What is required = Read through the records below and copy each line that uses the word "title".

═══

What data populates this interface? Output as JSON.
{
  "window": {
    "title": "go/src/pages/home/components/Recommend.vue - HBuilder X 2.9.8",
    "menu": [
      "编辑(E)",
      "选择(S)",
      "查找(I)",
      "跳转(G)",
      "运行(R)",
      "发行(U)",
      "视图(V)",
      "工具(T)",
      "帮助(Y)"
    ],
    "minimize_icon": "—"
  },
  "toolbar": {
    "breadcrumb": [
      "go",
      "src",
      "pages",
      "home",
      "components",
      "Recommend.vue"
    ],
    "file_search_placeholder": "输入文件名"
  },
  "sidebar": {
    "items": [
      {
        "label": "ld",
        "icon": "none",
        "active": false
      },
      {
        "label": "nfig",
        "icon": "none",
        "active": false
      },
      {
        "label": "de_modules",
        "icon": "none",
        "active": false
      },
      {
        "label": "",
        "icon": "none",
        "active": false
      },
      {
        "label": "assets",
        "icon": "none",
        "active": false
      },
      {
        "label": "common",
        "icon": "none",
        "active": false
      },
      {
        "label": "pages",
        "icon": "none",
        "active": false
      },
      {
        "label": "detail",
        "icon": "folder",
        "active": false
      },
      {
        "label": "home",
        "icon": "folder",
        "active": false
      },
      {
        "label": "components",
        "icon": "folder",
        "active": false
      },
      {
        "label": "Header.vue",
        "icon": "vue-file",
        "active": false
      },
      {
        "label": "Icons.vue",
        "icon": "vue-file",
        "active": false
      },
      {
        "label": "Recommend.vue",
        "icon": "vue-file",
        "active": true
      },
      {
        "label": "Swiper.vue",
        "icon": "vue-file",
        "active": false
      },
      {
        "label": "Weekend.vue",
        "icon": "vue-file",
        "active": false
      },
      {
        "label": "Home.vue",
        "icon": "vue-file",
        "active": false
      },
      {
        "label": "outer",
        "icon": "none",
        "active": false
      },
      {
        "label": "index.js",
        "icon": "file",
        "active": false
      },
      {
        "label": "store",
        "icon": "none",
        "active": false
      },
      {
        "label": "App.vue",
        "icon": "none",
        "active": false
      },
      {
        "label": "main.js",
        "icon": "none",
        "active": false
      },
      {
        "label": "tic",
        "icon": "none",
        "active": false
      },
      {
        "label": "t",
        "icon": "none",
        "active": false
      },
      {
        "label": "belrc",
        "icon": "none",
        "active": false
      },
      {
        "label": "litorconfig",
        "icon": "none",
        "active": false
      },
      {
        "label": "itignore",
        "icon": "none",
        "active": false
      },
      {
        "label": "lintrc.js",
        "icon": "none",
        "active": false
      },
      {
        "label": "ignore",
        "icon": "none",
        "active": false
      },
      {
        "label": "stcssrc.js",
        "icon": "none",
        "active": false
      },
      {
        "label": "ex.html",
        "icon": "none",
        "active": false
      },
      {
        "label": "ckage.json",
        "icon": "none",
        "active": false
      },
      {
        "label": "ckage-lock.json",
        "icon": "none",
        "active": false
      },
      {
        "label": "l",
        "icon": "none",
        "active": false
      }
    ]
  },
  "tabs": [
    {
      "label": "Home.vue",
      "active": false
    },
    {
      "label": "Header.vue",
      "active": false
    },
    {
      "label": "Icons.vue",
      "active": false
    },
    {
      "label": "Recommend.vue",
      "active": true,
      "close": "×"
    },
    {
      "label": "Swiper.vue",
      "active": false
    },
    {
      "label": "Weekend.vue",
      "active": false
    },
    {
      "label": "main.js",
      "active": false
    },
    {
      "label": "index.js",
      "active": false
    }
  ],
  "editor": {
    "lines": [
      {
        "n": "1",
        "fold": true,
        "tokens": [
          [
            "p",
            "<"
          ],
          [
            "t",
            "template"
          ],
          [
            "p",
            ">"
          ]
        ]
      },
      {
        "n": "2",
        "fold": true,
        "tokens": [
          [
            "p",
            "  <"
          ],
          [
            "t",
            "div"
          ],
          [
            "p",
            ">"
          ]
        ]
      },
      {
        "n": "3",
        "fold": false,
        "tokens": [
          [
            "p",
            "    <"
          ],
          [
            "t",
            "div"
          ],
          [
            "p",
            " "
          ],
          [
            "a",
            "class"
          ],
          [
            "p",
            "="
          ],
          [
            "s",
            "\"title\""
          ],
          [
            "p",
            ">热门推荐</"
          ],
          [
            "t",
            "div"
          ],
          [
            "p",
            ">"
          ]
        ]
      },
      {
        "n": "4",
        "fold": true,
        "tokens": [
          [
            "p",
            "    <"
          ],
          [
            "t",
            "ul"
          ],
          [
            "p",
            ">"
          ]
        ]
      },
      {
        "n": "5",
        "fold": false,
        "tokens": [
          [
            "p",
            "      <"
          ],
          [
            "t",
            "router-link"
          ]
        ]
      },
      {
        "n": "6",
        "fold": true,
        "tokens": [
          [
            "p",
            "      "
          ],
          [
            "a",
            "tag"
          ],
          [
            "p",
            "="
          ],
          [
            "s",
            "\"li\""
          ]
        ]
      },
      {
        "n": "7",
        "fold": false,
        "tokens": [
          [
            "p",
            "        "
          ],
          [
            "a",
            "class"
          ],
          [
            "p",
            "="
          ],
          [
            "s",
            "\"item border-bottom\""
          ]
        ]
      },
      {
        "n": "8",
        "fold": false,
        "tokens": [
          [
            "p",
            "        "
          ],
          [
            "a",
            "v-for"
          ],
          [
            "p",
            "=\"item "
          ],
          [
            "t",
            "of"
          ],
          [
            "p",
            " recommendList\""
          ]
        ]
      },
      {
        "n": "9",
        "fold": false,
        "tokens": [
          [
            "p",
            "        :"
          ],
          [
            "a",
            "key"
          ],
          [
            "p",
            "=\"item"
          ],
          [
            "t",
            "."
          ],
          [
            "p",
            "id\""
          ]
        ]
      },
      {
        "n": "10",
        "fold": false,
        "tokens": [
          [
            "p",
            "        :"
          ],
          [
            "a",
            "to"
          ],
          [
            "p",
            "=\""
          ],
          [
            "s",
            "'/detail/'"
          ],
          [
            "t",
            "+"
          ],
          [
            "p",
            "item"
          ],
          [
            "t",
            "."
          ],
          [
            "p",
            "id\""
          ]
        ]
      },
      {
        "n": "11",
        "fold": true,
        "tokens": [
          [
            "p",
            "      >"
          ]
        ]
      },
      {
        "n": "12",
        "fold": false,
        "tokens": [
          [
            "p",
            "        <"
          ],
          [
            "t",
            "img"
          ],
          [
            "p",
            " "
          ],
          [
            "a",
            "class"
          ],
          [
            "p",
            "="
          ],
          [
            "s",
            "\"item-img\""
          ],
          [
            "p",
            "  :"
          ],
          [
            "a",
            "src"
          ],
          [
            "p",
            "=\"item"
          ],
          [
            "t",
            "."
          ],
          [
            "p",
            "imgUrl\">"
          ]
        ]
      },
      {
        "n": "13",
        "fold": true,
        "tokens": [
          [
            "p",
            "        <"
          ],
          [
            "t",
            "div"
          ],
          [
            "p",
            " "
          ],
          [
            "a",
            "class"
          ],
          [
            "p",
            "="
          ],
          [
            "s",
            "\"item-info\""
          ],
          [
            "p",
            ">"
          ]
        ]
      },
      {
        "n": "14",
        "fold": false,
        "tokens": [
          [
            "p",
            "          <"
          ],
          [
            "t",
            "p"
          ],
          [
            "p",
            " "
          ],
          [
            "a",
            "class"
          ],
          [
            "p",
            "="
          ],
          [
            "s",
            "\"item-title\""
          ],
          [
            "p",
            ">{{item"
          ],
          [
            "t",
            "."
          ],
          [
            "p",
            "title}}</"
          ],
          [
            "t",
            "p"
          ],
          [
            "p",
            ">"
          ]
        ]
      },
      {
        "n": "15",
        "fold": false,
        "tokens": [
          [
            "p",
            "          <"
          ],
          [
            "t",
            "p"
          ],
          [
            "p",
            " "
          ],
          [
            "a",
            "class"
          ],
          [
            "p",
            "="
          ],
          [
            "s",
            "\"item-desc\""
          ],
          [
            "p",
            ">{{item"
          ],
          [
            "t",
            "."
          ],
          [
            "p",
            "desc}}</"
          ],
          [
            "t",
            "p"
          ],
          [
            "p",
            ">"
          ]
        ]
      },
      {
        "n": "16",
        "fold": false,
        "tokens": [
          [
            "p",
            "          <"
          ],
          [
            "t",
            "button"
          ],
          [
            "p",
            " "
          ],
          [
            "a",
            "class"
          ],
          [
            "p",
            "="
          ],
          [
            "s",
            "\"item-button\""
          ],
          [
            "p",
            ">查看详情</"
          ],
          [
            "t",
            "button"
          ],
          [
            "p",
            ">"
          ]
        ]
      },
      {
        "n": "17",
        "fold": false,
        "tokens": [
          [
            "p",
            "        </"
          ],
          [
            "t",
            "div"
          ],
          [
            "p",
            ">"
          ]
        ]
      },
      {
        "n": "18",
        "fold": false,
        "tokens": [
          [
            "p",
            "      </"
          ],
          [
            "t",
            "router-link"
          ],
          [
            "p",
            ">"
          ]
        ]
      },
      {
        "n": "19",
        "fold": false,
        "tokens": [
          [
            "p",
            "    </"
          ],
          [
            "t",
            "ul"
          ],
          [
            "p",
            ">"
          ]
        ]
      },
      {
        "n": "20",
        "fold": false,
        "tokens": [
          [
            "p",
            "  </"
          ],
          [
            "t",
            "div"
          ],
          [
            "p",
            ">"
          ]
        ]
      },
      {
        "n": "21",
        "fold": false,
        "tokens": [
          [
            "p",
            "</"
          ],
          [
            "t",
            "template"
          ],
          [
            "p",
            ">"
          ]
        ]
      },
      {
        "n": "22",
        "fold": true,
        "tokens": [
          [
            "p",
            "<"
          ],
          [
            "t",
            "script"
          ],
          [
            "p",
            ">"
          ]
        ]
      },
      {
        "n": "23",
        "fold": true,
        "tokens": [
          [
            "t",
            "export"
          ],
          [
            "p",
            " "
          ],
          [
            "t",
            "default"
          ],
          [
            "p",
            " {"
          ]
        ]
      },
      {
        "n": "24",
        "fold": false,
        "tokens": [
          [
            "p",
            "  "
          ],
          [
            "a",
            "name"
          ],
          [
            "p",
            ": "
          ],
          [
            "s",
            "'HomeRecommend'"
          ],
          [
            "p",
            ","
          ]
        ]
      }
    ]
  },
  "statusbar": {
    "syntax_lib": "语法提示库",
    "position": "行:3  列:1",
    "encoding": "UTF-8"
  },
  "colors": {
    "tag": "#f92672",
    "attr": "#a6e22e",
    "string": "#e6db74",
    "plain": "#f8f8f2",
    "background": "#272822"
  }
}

═══

Written solution =
    "title": "go/src/pages/home/components/Recommend.vue - HBuilder X 2.9.8",
            "\"title\""
            "\"item-title\""
            "title}}</"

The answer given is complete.